▶ **BRANO DELL'ESERCIZIO**
::::::::::

E ovviamente finisce anche in carcere, ufficialmente per truffa, sicuramente anche per il suo lavoro investigativo anti-corruzione. Qualche giorno fa muore da prigioniero. Ed eccoci quindi tornati al presente, con il disappunto di noi filorussi in difficoltà. Per carità, nel confronto dialettico possiamo ancora difenderci con un valido “E allora Assange?”, ma certo arriverà pronta la replica “Ma mica lo hanno ammazzato, non tutto è uguale a tutto” da parte dei nostri amici libcucchi (non Stefano, è vero che si parla di morti in carcere ma almeno stavolta lasciamolo riposare in pace).

::::::::::

▶ **ESTRATTO DEL MATERIALE**
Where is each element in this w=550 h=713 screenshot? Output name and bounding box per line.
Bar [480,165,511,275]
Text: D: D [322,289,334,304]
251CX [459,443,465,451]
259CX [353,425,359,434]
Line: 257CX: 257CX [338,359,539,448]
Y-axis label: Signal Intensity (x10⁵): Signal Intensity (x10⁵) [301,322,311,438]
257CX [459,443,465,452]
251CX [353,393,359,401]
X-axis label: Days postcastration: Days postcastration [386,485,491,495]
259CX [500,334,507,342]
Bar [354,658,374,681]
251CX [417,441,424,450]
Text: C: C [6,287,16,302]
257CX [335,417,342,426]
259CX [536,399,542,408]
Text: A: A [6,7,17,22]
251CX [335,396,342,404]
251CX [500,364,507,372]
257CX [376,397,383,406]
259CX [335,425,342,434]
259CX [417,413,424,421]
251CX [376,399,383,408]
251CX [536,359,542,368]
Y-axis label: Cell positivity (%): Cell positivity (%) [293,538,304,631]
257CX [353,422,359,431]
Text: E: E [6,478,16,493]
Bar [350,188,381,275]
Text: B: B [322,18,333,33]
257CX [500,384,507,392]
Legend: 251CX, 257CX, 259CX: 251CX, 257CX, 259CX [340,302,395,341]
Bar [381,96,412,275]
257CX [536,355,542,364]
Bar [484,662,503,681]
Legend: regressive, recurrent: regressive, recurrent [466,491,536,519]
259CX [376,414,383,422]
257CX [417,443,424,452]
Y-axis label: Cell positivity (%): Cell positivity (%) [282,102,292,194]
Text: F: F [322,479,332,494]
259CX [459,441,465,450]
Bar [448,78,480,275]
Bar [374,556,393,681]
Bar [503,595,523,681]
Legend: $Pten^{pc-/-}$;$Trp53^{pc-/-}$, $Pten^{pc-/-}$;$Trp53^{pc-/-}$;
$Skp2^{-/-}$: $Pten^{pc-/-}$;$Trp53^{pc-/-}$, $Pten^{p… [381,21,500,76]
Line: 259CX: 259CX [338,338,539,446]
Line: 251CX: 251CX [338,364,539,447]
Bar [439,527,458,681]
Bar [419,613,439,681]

::::::::::

▶ **CONSEGNE DELL'ESERCIZIO**
A - Traduca in inglese la seguente frase del brano: «Ed eccoci quindi tornati al presente, con il disappunto di noi filorussi in difficoltà.»
B - Stampi la porzione del brano che comincia con le parole «E ovviamente finisce» e termina dopo le parole «riposare in pace).».
C - Secondo il brano, con quale accusa ufficiale la persona di cui si parla finisce in carcere?

▶ **RISPOSTE ATTESE**
A - And so here we are, back in the present, to the dismay of us pro-Russians in difficulty.

B -
E ovviamente finisce anche in carcere, ufficialmente per truffa, sicuramente anche per il suo lavoro investigativo anti-corruzione. Qualche giorno fa muore da prigioniero. Ed eccoci quindi tornati al presente, con il disappunto di noi filorussi in difficoltà. Per carità, nel confronto dialettico possiamo ancora difenderci con un valido “E allora Assange?”, ma certo arriverà pronta la replica “Ma mica lo hanno ammazzato, non tutto è uguale a tutto” da parte dei nostri amici libcucchi (non Stefano, è vero che si parla di morti in carcere ma almeno stavolta lasciamolo riposare in pace).

C - Per truffa.